Which lines hold the string "name"? Copy every one of them.

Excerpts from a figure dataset
↓↓↓
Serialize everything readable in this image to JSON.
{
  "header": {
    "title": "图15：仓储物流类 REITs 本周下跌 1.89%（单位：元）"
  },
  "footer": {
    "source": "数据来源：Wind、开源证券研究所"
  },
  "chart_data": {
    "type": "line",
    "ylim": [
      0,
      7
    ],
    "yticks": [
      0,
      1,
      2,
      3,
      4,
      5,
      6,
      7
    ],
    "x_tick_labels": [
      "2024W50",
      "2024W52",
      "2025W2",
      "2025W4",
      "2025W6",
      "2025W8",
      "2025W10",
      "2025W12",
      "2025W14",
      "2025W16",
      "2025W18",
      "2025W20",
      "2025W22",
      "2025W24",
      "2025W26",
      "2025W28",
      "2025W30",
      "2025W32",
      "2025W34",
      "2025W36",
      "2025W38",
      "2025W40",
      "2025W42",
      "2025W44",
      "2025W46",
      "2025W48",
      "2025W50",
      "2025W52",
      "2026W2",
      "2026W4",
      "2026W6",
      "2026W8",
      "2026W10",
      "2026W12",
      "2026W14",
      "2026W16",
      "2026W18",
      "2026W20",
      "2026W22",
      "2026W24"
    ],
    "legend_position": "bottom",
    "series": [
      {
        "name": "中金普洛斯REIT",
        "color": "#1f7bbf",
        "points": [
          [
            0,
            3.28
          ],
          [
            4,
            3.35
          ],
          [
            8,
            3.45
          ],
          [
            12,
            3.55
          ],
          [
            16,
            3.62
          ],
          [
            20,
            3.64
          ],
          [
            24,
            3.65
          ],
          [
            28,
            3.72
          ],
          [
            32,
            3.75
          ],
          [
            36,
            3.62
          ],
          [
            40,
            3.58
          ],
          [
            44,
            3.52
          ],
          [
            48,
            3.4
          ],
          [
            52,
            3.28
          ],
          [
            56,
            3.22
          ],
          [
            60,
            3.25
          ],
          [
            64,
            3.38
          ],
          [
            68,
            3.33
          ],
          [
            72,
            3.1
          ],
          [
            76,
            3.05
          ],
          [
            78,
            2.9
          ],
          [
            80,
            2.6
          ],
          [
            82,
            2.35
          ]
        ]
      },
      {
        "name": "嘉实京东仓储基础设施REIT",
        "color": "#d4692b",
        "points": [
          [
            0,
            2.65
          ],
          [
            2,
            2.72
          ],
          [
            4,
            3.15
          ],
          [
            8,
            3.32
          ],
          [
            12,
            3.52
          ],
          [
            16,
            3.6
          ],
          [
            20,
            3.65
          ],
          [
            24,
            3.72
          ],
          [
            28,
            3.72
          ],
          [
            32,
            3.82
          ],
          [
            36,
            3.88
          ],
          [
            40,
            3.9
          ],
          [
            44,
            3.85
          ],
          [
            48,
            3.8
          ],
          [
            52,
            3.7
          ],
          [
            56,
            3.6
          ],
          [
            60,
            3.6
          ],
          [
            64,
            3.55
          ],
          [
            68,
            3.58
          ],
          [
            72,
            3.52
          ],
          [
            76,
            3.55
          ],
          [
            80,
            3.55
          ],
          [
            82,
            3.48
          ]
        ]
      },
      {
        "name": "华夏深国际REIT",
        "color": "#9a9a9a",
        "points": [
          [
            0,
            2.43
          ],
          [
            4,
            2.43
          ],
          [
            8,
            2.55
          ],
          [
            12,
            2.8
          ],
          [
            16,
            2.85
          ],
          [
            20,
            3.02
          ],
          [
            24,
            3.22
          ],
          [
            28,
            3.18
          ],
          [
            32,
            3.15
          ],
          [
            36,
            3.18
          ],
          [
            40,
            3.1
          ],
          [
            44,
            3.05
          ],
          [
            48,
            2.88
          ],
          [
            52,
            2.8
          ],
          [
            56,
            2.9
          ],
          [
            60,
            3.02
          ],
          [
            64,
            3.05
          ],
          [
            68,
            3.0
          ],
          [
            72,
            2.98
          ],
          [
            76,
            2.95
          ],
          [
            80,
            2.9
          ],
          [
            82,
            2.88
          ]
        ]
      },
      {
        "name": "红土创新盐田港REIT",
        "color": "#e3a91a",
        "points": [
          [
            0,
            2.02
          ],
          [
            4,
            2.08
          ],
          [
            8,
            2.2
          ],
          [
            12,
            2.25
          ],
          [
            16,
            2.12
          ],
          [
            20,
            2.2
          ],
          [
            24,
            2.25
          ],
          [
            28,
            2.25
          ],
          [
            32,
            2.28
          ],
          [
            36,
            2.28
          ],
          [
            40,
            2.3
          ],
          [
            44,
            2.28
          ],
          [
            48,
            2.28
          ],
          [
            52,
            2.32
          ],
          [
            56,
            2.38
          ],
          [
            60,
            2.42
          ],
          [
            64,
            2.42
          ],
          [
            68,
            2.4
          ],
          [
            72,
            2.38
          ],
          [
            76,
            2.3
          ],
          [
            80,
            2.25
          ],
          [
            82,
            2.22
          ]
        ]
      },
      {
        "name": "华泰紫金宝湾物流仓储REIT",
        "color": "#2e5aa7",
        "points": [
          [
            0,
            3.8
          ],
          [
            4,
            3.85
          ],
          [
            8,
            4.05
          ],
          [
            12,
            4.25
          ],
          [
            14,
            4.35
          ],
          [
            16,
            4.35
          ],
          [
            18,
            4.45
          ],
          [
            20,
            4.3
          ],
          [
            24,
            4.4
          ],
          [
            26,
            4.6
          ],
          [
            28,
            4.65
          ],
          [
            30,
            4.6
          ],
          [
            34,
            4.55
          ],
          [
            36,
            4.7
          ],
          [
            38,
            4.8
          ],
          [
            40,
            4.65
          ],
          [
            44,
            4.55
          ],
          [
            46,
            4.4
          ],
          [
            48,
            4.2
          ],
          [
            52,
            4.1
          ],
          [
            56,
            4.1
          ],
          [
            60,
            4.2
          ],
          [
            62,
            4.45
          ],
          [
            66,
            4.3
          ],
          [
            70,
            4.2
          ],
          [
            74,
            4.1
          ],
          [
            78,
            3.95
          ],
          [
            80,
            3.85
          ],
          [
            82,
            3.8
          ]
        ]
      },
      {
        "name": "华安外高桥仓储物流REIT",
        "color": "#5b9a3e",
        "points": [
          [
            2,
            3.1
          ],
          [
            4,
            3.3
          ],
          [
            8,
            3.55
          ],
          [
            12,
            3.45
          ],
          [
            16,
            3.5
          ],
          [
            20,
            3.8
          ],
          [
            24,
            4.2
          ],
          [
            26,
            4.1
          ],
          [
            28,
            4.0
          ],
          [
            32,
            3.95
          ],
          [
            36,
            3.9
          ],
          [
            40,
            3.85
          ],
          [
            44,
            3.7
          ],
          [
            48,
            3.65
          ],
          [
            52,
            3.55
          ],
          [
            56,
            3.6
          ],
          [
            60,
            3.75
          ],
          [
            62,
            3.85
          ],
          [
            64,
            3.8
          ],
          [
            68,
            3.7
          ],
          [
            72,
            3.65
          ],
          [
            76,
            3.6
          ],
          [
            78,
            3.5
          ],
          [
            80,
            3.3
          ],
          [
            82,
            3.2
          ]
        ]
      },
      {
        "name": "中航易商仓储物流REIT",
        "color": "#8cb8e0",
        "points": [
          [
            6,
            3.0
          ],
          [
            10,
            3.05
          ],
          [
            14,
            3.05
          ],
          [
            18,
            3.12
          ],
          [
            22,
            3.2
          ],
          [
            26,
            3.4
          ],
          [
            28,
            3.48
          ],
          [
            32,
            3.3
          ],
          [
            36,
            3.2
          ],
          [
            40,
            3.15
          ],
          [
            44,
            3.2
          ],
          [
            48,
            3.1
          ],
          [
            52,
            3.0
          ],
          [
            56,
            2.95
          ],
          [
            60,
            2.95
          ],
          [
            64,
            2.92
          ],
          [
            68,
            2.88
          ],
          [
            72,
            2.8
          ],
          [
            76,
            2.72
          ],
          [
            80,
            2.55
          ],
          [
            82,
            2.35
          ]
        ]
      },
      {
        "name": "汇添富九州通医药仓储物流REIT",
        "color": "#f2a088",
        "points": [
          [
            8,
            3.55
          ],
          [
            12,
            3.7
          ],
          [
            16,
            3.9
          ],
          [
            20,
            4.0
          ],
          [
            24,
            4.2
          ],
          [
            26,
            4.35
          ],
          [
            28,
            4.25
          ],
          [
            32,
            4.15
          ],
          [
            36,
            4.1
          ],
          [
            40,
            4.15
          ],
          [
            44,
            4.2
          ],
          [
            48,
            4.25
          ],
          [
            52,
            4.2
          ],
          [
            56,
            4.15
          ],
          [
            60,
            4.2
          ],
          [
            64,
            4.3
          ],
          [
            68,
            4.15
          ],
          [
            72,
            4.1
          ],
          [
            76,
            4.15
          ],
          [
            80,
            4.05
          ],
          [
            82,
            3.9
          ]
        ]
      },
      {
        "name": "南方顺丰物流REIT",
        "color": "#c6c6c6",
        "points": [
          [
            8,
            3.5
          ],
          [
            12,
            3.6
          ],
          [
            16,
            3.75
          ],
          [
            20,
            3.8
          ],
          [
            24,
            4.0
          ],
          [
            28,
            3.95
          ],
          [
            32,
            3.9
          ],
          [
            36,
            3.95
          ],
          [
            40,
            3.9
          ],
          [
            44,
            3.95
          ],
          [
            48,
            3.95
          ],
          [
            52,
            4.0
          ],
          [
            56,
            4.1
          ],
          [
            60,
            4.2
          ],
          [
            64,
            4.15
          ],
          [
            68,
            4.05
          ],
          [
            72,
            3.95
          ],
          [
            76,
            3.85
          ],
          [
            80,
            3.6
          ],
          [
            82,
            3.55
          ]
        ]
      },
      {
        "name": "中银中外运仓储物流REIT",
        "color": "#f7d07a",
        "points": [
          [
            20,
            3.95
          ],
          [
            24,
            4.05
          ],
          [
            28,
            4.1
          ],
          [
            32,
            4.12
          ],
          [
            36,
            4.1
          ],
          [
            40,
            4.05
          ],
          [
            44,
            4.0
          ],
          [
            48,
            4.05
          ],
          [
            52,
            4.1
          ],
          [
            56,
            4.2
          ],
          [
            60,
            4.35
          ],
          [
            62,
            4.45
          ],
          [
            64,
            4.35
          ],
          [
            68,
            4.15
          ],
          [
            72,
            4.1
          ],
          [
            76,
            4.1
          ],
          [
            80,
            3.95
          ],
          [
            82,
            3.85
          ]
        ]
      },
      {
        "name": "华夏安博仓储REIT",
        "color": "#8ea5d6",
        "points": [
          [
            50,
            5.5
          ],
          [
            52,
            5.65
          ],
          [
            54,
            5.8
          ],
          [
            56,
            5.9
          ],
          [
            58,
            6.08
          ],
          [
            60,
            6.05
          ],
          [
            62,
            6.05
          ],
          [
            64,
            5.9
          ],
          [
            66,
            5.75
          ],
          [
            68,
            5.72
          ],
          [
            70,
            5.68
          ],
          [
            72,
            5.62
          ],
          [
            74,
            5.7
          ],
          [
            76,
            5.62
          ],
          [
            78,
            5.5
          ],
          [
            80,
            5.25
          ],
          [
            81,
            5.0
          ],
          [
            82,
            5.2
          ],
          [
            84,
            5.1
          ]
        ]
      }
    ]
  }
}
↑↑↑
■ Result for this task:
        "name": "中金普洛斯REIT",
        "name": "嘉实京东仓储基础设施REIT",
        "name": "华夏深国际REIT",
        "name": "红土创新盐田港REIT",
        "name": "华泰紫金宝湾物流仓储REIT",
        "name": "华安外高桥仓储物流REIT",
        "name": "中航易商仓储物流REIT",
        "name": "汇添富九州通医药仓储物流REIT",
        "name": "南方顺丰物流REIT",
        "name": "中银中外运仓储物流REIT",
        "name": "华夏安博仓储REIT",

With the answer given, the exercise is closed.